>> Start

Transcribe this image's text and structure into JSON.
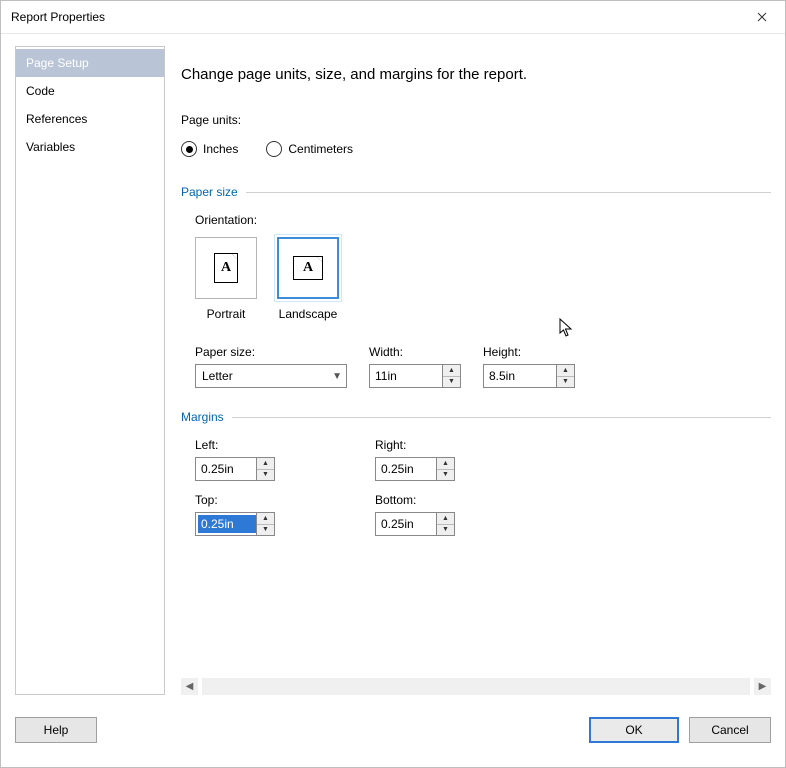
{
  "window": {
    "title": "Report Properties"
  },
  "sidebar": {
    "items": [
      {
        "label": "Page Setup",
        "selected": true
      },
      {
        "label": "Code",
        "selected": false
      },
      {
        "label": "References",
        "selected": false
      },
      {
        "label": "Variables",
        "selected": false
      }
    ]
  },
  "page": {
    "heading": "Change page units, size, and margins for the report.",
    "units": {
      "label": "Page units:",
      "inches": "Inches",
      "centimeters": "Centimeters",
      "selected": "inches"
    },
    "paperSize": {
      "group": "Paper size",
      "orientationLabel": "Orientation:",
      "portrait": "Portrait",
      "landscape": "Landscape",
      "selected": "landscape",
      "paperSizeLabel": "Paper size:",
      "paperSizeValue": "Letter",
      "widthLabel": "Width:",
      "widthValue": "11in",
      "heightLabel": "Height:",
      "heightValue": "8.5in"
    },
    "margins": {
      "group": "Margins",
      "leftLabel": "Left:",
      "leftValue": "0.25in",
      "rightLabel": "Right:",
      "rightValue": "0.25in",
      "topLabel": "Top:",
      "topValue": "0.25in",
      "bottomLabel": "Bottom:",
      "bottomValue": "0.25in"
    }
  },
  "buttons": {
    "help": "Help",
    "ok": "OK",
    "cancel": "Cancel"
  }
}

>> End

**Aim of the task**
Leave images out of the retyped records; keep all else exact.

**Expected output**
Transcribe this image's text and structure into JSON.
{
  "window": {
    "title": "Report Properties"
  },
  "sidebar": {
    "items": [
      {
        "label": "Page Setup",
        "selected": true
      },
      {
        "label": "Code",
        "selected": false
      },
      {
        "label": "References",
        "selected": false
      },
      {
        "label": "Variables",
        "selected": false
      }
    ]
  },
  "page": {
    "heading": "Change page units, size, and margins for the report.",
    "units": {
      "label": "Page units:",
      "inches": "Inches",
      "centimeters": "Centimeters",
      "selected": "inches"
    },
    "paperSize": {
      "group": "Paper size",
      "orientationLabel": "Orientation:",
      "portrait": "Portrait",
      "landscape": "Landscape",
      "selected": "landscape",
      "paperSizeLabel": "Paper size:",
      "paperSizeValue": "Letter",
      "widthLabel": "Width:",
      "widthValue": "11in",
      "heightLabel": "Height:",
      "heightValue": "8.5in"
    },
    "margins": {
      "group": "Margins",
      "leftLabel": "Left:",
      "leftValue": "0.25in",
      "rightLabel": "Right:",
      "rightValue": "0.25in",
      "topLabel": "Top:",
      "topValue": "0.25in",
      "bottomLabel": "Bottom:",
      "bottomValue": "0.25in"
    }
  },
  "buttons": {
    "help": "Help",
    "ok": "OK",
    "cancel": "Cancel"
  }
}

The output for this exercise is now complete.